__Exercise details__
Scan the lines below; pull out those with "content".

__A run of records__

══════════════════════════════

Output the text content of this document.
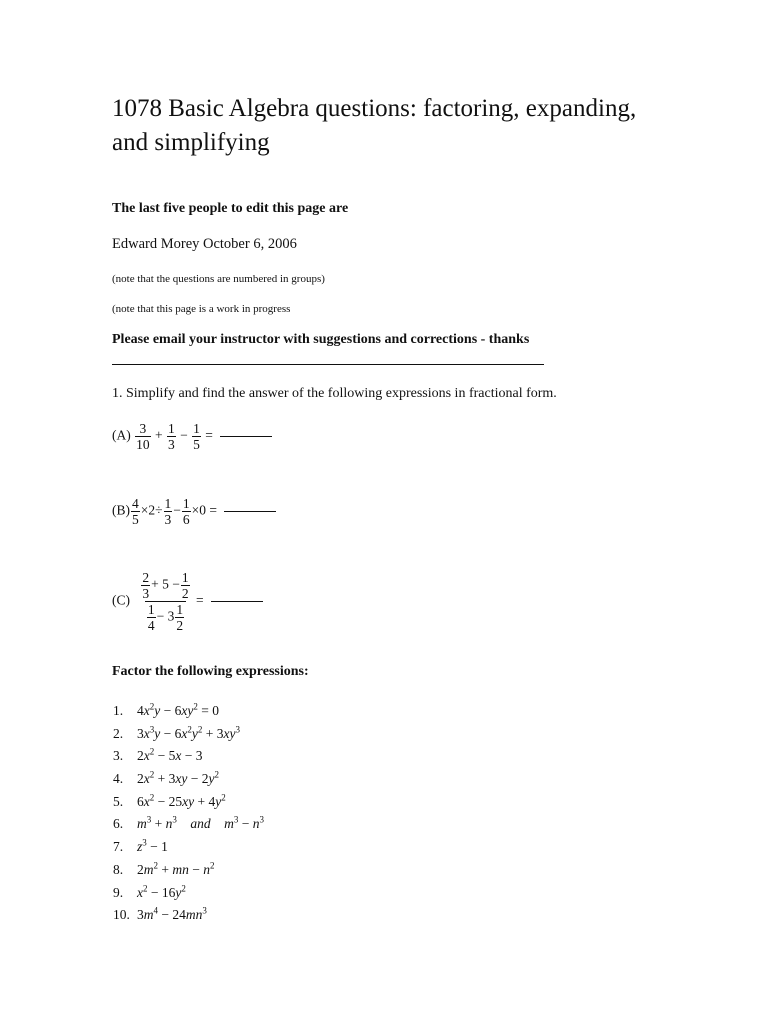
1078 Basic Algebra questions: factoring, expanding, and simplifying
The last five people to edit this page are
Edward Morey October 6, 2006
(note that the questions are numbered in groups)
(note that this page is a work in progress
Please email your instructor with suggestions and corrections - thanks
1. Simplify and find the answer of the following expressions in fractional form.
$(A) \frac{3}{10} + \frac{1}{3} - \frac{1}{5}$ =
$(B) \frac{4}{5} \times 2\div \frac{1}{3} - \frac{1}{6} \times 0$ =
$(C) \frac{\frac{2}{3} + 5 - \frac{1}{2}}{\frac{1}{4} - 3 \frac{1}{2}}$ =
Factor the following expressions:
1. $4x^2y - 6xy^2 = 0$
2. $3x^3y - 6x^2y^2 + 3xy^3$
3. $2x^2 - 5x - 3$
4. $2x^2 + 3xy - 2y^2$
5. $6x^2 - 25xy + 4y^2$
6. $m^3 + n^3$ and $m^3 - n^3$
7. $z^3 - 1$
8. $2m^2$ + mn − $n^2$
9. $x^2 - 16y^2$
10. $3m^4 - 24mn^3$
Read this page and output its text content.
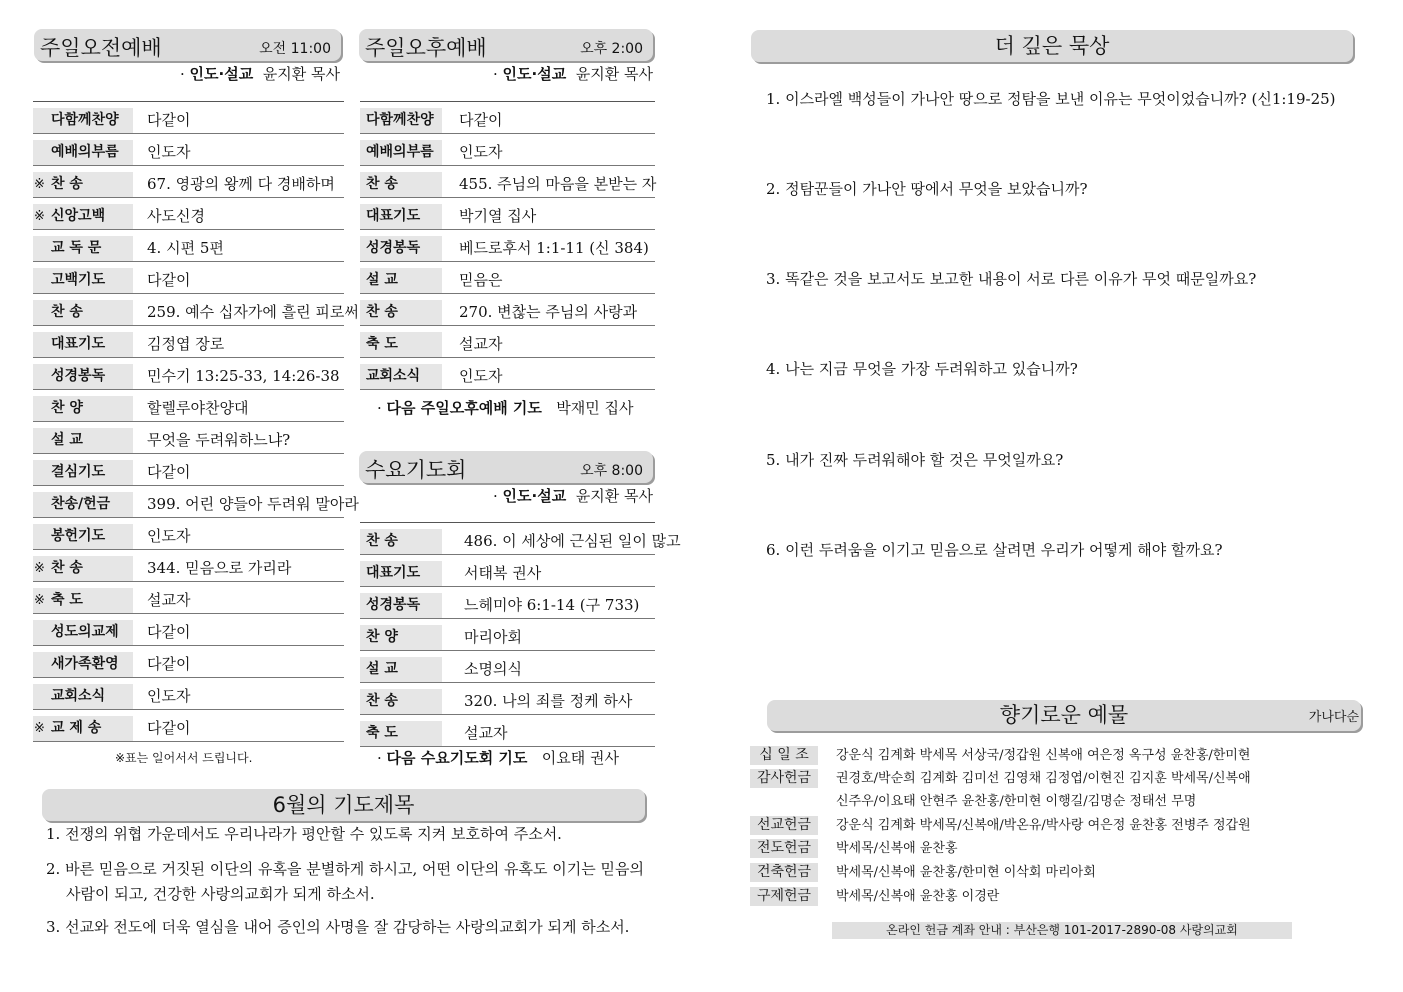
주일오전예배	오전 11:00
· 인도·설교 윤지환 목사
다함께찬양 다같이
예배의부름 인도자
※ 찬 송	67. 영광의 왕께 다 경배하며
※ 신앙고백	사도신경
교 독 문	4. 시편 5편
고백기도	다같이
찬 송	259. 예수 십자가에 흘린 피로써
대표기도	김정엽 장로
성경봉독	민수기 13:25-33, 14:26-38
찬 양	할렐루야찬양대
설 교	무엇을 두려워하느냐?
결심기도	다같이
찬송/헌금 399. 어린 양들아 두려워 말아라
봉헌기도	인도자
※ 찬 송	344. 믿음으로 가리라
※ 축 도	설교자
성도의교제 다같이
새가족환영 다같이
교회소식	인도자
※ 교 제 송	다같이
※표는 일어서서 드립니다.
주일오후예배	오후 2:00
· 인도·설교 윤지환 목사
다함께찬양 다같이
예배의부름 인도자
찬 송	455. 주님의 마음을 본받는 자
대표기도	박기열 집사
성경봉독	베드로후서 1:1-11 (신 384)
설 교	믿음은
찬 송	270. 변찮는 주님의 사랑과
축 도	설교자
교회소식	인도자
· 다음 주일오후예배 기도 박재민 집사
수요기도회	오후 8:00
· 인도·설교 윤지환 목사
찬 송	486. 이 세상에 근심된 일이 많고
대표기도	서태복 권사
성경봉독	느헤미야 6:1-14 (구 733)
찬 양	마리아회
설 교	소명의식
찬 송	320. 나의 죄를 정케 하사
축 도	설교자
· 다음 수요기도회 기도 이요태 권사
6월의 기도제목
1. 전쟁의 위협 가운데서도 우리나라가 평안할 수 있도록 지켜 보호하여 주소서.
2. 바른 믿음으로 거짓된 이단의 유혹을 분별하게 하시고, 어떤 이단의 유혹도 이기는 믿음의 사람이 되고, 건강한 사랑의교회가 되게 하소서.
3. 선교와 전도에 더욱 열심을 내어 증인의 사명을 잘 감당하는 사랑의교회가 되게 하소서.
더 깊은 묵상
1. 이스라엘 백성들이 가나안 땅으로 정탐을 보낸 이유는 무엇이었습니까? (신1:19-25)
2. 정탐꾼들이 가나안 땅에서 무엇을 보았습니까?
3. 똑같은 것을 보고서도 보고한 내용이 서로 다른 이유가 무엇 때문일까요?
4. 나는 지금 무엇을 가장 두려워하고 있습니까?
5. 내가 진짜 두려워해야 할 것은 무엇일까요?
6. 이런 두려움을 이기고 믿음으로 살려면 우리가 어떻게 해야 할까요?
향기로운 예물	가나다순
십 일 조	강운식 김계화 박세목 서상국/정갑원 신복애 여은정 옥구성 윤찬홍/한미현
감사헌금	권경호/박순희 김계화 김미선 김영채 김정엽/이현진 김지훈 박세목/신복애
신주우/이요태 안현주 윤찬홍/한미현 이행길/김명순 정태선 무명
선교헌금	강운식 김계화 박세목/신복애/박온유/박사랑 여은정 윤찬홍 전병주 정갑원
전도헌금	박세목/신복애 윤찬홍
건축헌금	박세목/신복애 윤찬홍/한미현 이삭회 마리아회
구제헌금	박세목/신복애 윤찬홍 이경란
온라인 헌금 계좌 안내 : 부산은행 101-2017-2890-08 사랑의교회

══════════════════════════════

__Problem solution__
Output the text content of this document.
Read this page and output its text content.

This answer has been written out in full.